## Start Records to use

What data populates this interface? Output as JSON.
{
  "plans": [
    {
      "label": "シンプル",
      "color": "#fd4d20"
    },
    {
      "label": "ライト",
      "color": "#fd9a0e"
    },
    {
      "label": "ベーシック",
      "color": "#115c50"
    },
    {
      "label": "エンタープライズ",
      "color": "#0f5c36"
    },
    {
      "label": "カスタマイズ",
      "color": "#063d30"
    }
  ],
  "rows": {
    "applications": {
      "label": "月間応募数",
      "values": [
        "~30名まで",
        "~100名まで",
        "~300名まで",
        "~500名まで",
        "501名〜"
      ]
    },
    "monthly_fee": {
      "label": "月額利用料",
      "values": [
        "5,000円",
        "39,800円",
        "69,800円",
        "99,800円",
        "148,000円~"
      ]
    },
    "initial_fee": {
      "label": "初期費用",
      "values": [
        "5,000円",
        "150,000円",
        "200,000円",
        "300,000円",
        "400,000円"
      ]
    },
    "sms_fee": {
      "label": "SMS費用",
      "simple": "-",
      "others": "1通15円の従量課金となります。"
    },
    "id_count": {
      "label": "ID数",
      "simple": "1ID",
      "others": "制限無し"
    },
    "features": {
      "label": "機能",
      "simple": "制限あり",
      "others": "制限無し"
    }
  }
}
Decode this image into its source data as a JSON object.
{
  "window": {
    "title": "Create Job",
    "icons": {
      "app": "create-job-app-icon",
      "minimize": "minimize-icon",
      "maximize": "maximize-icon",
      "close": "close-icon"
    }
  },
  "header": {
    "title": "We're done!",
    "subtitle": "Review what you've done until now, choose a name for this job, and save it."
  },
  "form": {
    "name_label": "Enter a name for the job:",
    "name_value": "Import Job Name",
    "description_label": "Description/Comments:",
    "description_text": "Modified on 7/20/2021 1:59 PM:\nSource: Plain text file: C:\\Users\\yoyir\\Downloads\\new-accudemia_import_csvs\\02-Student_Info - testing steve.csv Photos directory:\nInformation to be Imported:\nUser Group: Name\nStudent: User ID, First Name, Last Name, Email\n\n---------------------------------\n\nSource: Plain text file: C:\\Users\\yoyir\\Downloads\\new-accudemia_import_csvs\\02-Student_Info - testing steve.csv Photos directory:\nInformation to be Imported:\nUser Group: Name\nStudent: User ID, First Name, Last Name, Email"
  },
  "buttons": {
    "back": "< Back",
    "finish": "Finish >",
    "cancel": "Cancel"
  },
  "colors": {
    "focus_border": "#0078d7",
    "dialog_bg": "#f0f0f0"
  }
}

## End Records to use

__What you have to do__. Reproduce exactly, with nothing added, the lines from the one that contains "Decode this image" to the end of the data.

__Result of the exercise__.
Decode this image into its source data as a JSON object.
{
  "window": {
    "title": "Create Job",
    "icons": {
      "app": "create-job-app-icon",
      "minimize": "minimize-icon",
      "maximize": "maximize-icon",
      "close": "close-icon"
    }
  },
  "header": {
    "title": "We're done!",
    "subtitle": "Review what you've done until now, choose a name for this job, and save it."
  },
  "form": {
    "name_label": "Enter a name for the job:",
    "name_value": "Import Job Name",
    "description_label": "Description/Comments:",
    "description_text": "Modified on 7/20/2021 1:59 PM:\nSource: Plain text file: C:\\Users\\yoyir\\Downloads\\new-accudemia_import_csvs\\02-Student_Info - testing steve.csv Photos directory:\nInformation to be Imported:\nUser Group: Name\nStudent: User ID, First Name, Last Name, Email\n\n---------------------------------\n\nSource: Plain text file: C:\\Users\\yoyir\\Downloads\\new-accudemia_import_csvs\\02-Student_Info - testing steve.csv Photos directory:\nInformation to be Imported:\nUser Group: Name\nStudent: User ID, First Name, Last Name, Email"
  },
  "buttons": {
    "back": "< Back",
    "finish": "Finish >",
    "cancel": "Cancel"
  },
  "colors": {
    "focus_border": "#0078d7",
    "dialog_bg": "#f0f0f0"
  }
}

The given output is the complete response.